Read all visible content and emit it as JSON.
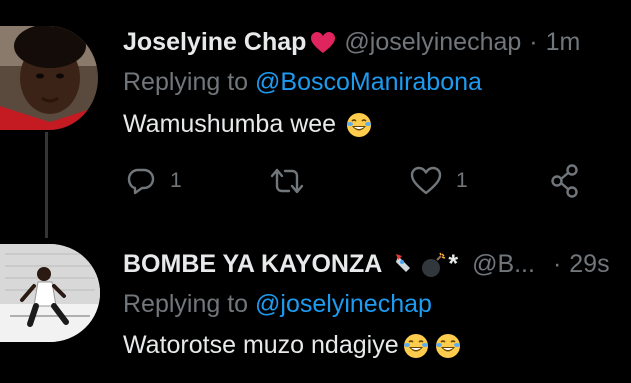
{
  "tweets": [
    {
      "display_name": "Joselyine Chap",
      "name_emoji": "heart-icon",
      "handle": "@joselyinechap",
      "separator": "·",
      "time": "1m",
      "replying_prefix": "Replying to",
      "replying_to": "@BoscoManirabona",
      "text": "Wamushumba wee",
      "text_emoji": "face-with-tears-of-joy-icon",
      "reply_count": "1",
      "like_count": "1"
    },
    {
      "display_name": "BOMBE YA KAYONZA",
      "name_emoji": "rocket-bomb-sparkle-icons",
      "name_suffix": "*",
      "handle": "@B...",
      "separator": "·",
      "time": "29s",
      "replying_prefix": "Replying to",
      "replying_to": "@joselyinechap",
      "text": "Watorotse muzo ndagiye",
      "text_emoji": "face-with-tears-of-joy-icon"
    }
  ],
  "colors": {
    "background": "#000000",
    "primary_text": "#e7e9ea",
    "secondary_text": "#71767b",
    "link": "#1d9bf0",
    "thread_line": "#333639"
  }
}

────────────────────────────────────────

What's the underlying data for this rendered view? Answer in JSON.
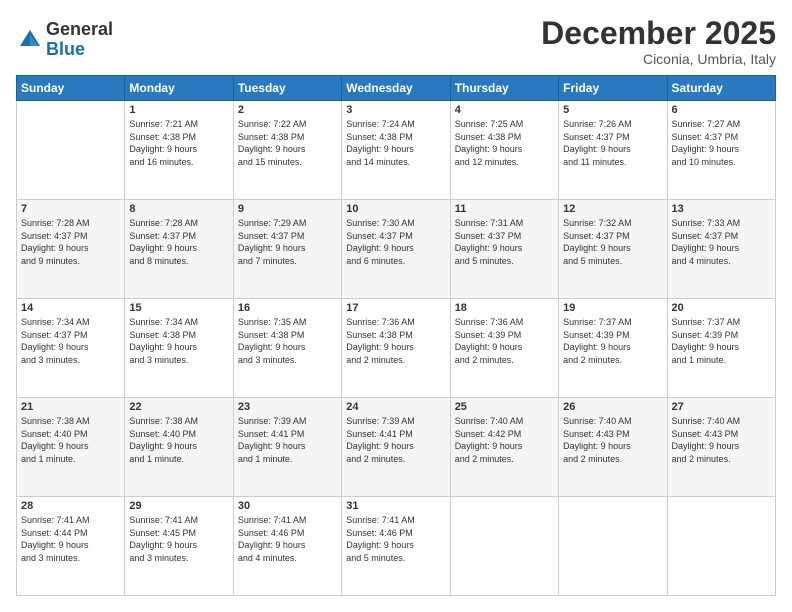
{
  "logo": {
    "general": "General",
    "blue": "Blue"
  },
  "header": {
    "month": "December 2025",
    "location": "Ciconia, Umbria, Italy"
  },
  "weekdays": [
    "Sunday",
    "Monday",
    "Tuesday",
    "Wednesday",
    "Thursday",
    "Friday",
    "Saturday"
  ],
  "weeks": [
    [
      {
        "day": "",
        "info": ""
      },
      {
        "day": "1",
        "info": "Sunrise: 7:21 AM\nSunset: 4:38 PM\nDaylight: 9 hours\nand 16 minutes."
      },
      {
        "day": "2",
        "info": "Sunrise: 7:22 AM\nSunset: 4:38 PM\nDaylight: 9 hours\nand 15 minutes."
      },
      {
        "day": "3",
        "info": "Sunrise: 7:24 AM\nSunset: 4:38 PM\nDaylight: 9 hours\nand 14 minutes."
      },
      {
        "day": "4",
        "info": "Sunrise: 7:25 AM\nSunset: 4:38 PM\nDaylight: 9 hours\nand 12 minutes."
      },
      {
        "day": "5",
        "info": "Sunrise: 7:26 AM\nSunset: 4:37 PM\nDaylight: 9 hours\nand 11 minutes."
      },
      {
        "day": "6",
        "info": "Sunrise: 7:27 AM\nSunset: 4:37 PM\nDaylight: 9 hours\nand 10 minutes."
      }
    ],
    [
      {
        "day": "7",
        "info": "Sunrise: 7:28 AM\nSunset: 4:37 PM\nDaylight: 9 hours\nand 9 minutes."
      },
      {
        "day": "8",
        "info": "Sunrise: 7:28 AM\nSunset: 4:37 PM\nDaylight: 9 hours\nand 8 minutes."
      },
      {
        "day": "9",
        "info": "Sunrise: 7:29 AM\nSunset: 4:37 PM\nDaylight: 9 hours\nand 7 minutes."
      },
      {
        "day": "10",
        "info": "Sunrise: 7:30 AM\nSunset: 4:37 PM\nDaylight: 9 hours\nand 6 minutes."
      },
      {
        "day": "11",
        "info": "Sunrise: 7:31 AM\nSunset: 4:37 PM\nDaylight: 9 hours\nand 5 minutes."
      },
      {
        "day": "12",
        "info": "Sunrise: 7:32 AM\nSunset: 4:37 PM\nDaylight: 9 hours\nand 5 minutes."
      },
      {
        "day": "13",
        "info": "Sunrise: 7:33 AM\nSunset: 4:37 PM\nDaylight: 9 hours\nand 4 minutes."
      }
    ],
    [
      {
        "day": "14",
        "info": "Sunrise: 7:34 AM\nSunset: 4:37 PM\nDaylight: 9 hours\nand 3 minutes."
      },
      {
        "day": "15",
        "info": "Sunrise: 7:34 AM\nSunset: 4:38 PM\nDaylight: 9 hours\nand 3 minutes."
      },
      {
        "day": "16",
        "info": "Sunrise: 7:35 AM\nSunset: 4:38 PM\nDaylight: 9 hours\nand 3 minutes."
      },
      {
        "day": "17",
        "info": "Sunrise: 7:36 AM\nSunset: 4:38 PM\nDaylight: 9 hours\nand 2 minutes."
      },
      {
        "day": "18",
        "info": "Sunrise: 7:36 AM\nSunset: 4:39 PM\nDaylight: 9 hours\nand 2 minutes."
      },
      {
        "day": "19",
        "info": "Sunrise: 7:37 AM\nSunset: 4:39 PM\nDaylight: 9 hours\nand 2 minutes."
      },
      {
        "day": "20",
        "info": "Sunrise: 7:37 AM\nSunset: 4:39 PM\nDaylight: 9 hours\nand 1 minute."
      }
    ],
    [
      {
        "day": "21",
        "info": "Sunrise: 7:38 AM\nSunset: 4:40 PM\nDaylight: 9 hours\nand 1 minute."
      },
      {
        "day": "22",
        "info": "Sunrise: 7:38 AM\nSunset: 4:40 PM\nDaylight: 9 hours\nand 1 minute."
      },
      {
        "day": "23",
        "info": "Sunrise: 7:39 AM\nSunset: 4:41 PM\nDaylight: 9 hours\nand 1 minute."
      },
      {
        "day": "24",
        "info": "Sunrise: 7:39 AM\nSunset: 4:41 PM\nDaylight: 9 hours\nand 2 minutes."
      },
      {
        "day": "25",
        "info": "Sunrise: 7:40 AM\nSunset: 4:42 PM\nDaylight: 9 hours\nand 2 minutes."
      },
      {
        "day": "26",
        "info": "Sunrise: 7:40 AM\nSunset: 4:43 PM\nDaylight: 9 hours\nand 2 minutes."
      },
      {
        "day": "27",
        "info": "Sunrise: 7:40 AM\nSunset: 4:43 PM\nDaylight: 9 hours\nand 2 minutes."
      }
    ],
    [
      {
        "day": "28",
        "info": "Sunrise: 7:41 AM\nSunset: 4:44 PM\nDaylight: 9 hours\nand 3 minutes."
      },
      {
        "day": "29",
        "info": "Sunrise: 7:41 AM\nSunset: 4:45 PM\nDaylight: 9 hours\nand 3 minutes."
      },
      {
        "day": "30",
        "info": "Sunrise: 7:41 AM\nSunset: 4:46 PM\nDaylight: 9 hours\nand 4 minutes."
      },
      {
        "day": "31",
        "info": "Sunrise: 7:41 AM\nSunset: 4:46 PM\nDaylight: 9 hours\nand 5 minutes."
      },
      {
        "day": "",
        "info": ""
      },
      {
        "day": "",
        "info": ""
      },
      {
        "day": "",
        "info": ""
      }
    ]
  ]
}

────────────────────────────────────────

● EXERCISE GOAL
Identify the lines in the entries that hold "face" and return each one.

● FINAL RESULT
      "text_emoji": "face-with-tears-of-joy-icon",
      "text_emoji": "face-with-tears-of-joy-icon"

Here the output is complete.